- [Given request]
Identify each line in the records below that contains the word "день", and copy it.

- [Recorded information]
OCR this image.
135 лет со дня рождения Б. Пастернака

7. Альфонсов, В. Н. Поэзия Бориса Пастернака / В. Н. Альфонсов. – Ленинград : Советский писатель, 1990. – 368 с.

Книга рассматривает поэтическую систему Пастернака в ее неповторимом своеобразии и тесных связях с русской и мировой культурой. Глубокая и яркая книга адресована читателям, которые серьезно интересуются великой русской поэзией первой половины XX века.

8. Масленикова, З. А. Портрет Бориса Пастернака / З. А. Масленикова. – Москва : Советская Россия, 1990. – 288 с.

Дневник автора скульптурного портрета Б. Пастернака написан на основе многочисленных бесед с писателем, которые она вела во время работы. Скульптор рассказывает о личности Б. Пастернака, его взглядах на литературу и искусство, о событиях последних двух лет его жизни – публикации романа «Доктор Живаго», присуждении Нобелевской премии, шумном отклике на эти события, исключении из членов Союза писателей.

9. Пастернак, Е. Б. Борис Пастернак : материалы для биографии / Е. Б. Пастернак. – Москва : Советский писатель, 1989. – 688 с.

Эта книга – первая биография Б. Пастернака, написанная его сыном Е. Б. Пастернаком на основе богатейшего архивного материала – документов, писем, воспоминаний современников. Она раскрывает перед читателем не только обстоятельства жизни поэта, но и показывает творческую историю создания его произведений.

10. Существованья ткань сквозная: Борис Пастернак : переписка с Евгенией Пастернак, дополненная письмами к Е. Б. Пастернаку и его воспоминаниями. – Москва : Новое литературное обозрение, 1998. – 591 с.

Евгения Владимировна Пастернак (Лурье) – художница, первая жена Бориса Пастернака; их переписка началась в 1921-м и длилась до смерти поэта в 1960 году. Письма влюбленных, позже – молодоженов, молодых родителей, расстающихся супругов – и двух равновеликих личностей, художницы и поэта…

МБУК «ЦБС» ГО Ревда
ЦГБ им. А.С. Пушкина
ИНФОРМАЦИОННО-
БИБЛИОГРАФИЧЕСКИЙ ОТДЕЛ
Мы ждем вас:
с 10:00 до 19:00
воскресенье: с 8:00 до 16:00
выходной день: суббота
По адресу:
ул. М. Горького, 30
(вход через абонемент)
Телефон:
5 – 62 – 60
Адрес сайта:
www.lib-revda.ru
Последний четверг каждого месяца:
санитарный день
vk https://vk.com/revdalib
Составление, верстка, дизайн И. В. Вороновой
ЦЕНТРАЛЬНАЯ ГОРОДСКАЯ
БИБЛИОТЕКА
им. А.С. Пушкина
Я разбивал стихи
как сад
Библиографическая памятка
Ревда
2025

- [Solution to the exercise]
выходной день: суббота
санитарный день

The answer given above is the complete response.